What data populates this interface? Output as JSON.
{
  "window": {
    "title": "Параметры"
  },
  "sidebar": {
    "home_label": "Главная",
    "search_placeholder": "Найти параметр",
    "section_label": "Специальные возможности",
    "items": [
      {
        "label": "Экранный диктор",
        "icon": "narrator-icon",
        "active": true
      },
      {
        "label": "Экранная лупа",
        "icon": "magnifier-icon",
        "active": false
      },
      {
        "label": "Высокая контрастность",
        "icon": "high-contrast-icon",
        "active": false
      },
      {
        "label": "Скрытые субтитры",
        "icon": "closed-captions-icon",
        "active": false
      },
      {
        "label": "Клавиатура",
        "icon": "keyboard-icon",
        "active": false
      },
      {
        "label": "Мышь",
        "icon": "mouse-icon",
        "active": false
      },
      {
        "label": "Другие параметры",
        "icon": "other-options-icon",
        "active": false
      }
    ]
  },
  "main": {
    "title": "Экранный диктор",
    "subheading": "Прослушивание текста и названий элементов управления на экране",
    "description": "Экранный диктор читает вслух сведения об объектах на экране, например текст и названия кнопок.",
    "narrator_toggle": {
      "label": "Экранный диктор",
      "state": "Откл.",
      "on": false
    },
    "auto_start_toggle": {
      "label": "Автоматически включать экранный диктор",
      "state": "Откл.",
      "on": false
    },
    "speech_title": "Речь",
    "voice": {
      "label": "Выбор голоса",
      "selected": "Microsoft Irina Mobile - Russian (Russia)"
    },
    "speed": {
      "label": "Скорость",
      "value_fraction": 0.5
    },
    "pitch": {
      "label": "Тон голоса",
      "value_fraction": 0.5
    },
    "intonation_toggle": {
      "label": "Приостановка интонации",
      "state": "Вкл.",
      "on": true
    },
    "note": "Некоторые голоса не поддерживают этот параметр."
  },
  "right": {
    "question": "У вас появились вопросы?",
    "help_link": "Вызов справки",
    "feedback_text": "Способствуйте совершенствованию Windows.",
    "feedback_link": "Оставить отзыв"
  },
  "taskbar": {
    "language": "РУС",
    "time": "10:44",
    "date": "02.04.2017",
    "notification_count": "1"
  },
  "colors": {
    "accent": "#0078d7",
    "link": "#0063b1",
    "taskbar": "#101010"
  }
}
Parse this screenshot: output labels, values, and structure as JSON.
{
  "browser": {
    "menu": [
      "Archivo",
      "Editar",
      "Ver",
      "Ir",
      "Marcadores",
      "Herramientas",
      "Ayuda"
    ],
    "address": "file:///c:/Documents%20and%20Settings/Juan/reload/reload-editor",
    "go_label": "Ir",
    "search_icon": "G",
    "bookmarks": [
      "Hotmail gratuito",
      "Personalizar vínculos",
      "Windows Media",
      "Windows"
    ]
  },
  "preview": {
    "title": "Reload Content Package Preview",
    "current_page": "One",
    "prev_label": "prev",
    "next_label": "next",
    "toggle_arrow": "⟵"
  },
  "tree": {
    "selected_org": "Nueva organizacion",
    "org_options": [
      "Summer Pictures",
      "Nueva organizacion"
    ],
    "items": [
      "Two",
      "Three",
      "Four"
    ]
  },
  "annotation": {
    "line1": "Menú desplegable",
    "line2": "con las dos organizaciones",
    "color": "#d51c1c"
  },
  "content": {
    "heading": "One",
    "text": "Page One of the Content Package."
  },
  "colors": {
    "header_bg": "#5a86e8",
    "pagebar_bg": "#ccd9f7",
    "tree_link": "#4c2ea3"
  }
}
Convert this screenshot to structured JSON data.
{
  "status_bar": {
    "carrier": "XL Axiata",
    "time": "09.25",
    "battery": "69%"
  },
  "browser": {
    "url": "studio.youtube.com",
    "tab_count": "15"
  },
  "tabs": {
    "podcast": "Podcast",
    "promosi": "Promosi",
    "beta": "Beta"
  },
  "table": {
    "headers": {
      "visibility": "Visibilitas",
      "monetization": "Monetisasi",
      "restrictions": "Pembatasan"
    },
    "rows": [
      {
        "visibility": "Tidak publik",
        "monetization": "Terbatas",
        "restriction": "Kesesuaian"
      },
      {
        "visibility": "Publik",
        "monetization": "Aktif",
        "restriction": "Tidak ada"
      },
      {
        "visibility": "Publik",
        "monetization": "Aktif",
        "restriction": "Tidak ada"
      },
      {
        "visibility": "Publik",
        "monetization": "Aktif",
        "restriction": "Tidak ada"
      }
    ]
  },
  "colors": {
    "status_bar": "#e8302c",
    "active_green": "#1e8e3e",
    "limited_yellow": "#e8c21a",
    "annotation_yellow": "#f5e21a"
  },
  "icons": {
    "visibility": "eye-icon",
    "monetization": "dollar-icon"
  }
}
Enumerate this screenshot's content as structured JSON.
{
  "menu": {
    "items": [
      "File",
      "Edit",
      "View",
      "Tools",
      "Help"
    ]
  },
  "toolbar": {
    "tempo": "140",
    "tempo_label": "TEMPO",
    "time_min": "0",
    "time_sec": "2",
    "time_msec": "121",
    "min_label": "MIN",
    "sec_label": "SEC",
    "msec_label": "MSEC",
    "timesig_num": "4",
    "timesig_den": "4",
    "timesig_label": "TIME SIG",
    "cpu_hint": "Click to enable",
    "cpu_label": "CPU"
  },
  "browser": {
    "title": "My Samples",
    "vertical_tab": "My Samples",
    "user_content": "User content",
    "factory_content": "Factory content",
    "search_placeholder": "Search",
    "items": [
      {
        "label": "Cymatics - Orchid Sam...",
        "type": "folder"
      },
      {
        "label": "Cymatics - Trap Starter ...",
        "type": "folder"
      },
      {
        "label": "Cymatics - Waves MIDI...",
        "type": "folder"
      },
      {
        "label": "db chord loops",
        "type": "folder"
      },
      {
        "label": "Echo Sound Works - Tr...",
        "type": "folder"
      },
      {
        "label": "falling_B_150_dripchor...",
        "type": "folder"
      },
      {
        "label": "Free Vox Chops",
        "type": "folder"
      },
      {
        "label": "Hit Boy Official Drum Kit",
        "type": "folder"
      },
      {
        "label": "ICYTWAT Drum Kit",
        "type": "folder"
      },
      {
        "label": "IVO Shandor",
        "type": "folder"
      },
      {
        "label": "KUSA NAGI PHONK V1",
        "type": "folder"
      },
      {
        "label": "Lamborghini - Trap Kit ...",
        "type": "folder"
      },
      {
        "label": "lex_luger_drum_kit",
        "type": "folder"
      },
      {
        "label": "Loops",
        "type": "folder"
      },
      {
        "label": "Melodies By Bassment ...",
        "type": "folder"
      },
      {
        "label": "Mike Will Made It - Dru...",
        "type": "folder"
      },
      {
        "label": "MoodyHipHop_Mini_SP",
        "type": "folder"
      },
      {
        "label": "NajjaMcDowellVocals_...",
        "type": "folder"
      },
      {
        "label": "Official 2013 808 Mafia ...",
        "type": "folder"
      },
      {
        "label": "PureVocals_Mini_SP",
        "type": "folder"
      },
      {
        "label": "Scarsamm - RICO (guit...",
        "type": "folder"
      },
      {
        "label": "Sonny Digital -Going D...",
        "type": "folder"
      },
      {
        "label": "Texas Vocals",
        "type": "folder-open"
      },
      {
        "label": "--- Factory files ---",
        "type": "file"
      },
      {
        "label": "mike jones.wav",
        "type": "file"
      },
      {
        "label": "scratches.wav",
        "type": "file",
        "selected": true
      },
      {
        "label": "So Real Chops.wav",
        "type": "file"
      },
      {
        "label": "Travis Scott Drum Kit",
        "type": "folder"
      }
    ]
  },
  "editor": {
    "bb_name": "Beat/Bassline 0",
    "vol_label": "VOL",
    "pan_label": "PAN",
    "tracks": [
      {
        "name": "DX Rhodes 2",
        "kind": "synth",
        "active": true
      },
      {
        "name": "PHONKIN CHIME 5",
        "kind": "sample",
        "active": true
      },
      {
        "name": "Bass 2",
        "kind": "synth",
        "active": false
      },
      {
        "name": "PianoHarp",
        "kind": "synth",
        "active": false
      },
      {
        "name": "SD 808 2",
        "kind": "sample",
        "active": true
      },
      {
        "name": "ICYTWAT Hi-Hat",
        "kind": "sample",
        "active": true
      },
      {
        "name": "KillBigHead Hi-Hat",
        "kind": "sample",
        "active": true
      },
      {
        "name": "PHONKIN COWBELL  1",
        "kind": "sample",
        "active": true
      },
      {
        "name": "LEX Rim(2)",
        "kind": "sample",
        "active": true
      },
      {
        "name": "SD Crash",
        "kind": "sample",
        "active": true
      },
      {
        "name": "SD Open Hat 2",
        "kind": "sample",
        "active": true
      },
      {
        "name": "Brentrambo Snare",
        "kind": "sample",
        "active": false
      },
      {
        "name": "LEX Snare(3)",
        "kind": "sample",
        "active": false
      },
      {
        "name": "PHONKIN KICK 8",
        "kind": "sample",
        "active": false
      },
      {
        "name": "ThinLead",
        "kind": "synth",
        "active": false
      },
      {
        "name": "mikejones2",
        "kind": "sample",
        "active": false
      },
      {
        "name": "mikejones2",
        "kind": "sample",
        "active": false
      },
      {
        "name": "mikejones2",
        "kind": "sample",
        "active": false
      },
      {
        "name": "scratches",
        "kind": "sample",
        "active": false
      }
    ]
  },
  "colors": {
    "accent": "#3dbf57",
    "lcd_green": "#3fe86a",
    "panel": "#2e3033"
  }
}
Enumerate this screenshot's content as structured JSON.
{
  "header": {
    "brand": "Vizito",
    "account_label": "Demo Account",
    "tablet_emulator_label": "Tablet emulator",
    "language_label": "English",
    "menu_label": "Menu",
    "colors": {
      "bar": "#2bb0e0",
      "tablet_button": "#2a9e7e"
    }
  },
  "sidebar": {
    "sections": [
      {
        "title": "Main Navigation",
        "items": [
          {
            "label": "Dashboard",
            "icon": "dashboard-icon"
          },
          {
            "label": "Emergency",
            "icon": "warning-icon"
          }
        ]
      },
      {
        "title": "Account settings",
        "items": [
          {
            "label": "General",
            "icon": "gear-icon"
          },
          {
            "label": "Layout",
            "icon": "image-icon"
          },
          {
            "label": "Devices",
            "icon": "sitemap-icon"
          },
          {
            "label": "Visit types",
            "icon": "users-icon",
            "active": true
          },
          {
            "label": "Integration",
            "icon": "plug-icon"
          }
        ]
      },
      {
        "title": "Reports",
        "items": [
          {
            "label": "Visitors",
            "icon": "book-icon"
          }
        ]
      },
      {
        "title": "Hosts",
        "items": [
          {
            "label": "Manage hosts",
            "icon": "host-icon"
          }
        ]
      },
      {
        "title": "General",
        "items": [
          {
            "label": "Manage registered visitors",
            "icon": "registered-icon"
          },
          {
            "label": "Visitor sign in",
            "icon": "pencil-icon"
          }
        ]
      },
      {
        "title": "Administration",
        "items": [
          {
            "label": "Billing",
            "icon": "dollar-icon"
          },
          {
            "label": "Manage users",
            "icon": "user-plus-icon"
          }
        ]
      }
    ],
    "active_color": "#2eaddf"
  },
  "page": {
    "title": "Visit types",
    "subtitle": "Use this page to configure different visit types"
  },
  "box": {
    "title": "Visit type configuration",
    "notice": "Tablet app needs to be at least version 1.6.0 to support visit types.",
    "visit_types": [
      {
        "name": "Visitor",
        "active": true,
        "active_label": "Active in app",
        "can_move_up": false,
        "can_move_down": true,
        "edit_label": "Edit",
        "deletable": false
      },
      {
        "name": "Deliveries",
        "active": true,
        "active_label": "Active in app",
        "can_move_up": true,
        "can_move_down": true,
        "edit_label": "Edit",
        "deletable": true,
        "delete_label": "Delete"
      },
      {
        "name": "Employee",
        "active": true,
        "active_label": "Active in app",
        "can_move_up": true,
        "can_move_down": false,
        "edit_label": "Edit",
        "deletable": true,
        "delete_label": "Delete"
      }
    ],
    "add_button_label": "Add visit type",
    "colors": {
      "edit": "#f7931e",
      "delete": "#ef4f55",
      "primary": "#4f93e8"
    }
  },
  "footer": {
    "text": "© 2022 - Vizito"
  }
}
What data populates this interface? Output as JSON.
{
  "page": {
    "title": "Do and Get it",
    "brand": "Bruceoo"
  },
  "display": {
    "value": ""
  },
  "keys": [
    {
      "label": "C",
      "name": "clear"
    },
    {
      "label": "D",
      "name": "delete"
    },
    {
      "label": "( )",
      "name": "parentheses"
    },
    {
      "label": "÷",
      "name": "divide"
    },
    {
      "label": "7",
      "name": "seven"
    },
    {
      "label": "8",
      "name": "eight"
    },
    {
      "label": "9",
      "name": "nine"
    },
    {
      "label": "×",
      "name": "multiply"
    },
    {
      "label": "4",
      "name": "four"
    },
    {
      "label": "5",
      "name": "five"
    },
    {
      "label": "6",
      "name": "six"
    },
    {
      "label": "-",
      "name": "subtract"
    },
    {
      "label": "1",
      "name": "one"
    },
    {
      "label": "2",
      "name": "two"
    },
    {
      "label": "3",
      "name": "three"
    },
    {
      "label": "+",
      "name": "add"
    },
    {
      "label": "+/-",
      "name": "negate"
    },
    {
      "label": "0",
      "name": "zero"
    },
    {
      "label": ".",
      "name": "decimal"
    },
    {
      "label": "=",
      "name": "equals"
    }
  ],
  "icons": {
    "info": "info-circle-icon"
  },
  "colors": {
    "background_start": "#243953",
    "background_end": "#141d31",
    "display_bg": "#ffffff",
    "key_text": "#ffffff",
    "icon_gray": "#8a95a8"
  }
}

Exercise directions.
Gather each line from the entries above that includes the word "dollar".

Task solution.
    "monetization": "dollar-icon"
            "icon": "dollar-icon"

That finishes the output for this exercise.